Write out every entry exactly as given, but omit the pictures.

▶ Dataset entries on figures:

┏━━

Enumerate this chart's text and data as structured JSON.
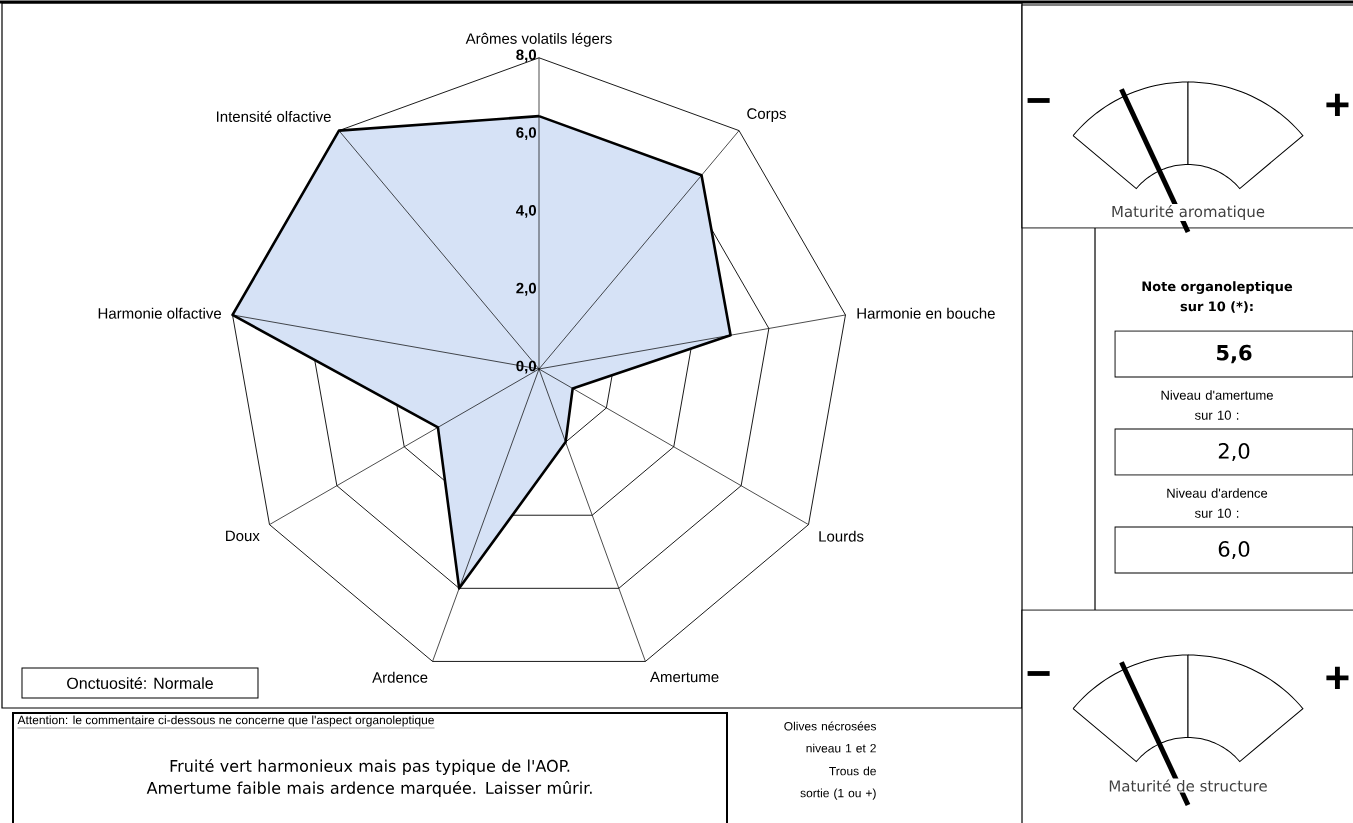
{
  "chart_data": [
    {
      "type": "radar",
      "categories": [
        "Arômes volatils légers",
        "Corps",
        "Harmonie en bouche",
        "Lourds",
        "Amertume",
        "Ardence",
        "Doux",
        "Harmonie olfactive",
        "Intensité olfactive"
      ],
      "series": [
        {
          "color": "#000000",
          "values": [
            6.5,
            6.5,
            5.0,
            1.0,
            2.0,
            6.0,
            3.0,
            8.0,
            8.0
          ]
        }
      ],
      "ylim": [
        0,
        8
      ],
      "yticks": [
        {
          "value": 0,
          "label": "0,0"
        },
        {
          "value": 2,
          "label": "2,0"
        },
        {
          "value": 4,
          "label": "4,0"
        },
        {
          "value": 6,
          "label": "6,0"
        },
        {
          "value": 8,
          "label": "8,0"
        }
      ],
      "grid": true,
      "marker": "none",
      "annotations": [
        "Onctuosité: Normale"
      ]
    },
    {
      "type": "donut",
      "title": "Maturité aromatique",
      "categories": [
        "−",
        "+"
      ],
      "values": [
        50,
        50
      ],
      "colors": [
        "#ffffff",
        "#ffffff"
      ],
      "needle": "−"
    },
    {
      "type": "other",
      "title": "Note organoleptique sur 10 (*):",
      "annotations": [
        "5,6",
        "Niveau d'amertume sur 10 :",
        "2,0",
        "Niveau d'ardence sur 10 :",
        "6,0"
      ]
    },
    {
      "type": "donut",
      "title": "Maturité de structure",
      "categories": [
        "−",
        "+"
      ],
      "values": [
        50,
        50
      ],
      "colors": [
        "#ffffff",
        "#ffffff"
      ],
      "needle": "−"
    },
    {
      "type": "other",
      "title": "Attention: le commentaire ci-dessous ne concerne que l'aspect organoleptique",
      "annotations": [
        "Fruité vert harmonieux mais pas typique de l'AOP. Amertume faible mais ardence marquée. Laisser mûrir.",
        "Olives nécrosées niveau 1 et 2",
        "Trous de sortie (1 ou +)"
      ]
    }
  ]
}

┗━━

▶ EXERCISE OUTPUT:
Enumerate this chart's text and data as structured JSON.
{
  "chart_data": [
    {
      "type": "radar",
      "categories": [
        "Arômes volatils légers",
        "Corps",
        "Harmonie en bouche",
        "Lourds",
        "Amertume",
        "Ardence",
        "Doux",
        "Harmonie olfactive",
        "Intensité olfactive"
      ],
      "series": [
        {
          "color": "#000000",
          "values": [
            6.5,
            6.5,
            5.0,
            1.0,
            2.0,
            6.0,
            3.0,
            8.0,
            8.0
          ]
        }
      ],
      "ylim": [
        0,
        8
      ],
      "yticks": [
        {
          "value": 0,
          "label": "0,0"
        },
        {
          "value": 2,
          "label": "2,0"
        },
        {
          "value": 4,
          "label": "4,0"
        },
        {
          "value": 6,
          "label": "6,0"
        },
        {
          "value": 8,
          "label": "8,0"
        }
      ],
      "grid": true,
      "marker": "none",
      "annotations": [
        "Onctuosité: Normale"
      ]
    },
    {
      "type": "donut",
      "title": "Maturité aromatique",
      "categories": [
        "−",
        "+"
      ],
      "values": [
        50,
        50
      ],
      "colors": [
        "#ffffff",
        "#ffffff"
      ],
      "needle": "−"
    },
    {
      "type": "other",
      "title": "Note organoleptique sur 10 (*):",
      "annotations": [
        "5,6",
        "Niveau d'amertume sur 10 :",
        "2,0",
        "Niveau d'ardence sur 10 :",
        "6,0"
      ]
    },
    {
      "type": "donut",
      "title": "Maturité de structure",
      "categories": [
        "−",
        "+"
      ],
      "values": [
        50,
        50
      ],
      "colors": [
        "#ffffff",
        "#ffffff"
      ],
      "needle": "−"
    },
    {
      "type": "other",
      "title": "Attention: le commentaire ci-dessous ne concerne que l'aspect organoleptique",
      "annotations": [
        "Fruité vert harmonieux mais pas typique de l'AOP. Amertume faible mais ardence marquée. Laisser mûrir.",
        "Olives nécrosées niveau 1 et 2",
        "Trous de sortie (1 ou +)"
      ]
    }
  ]
}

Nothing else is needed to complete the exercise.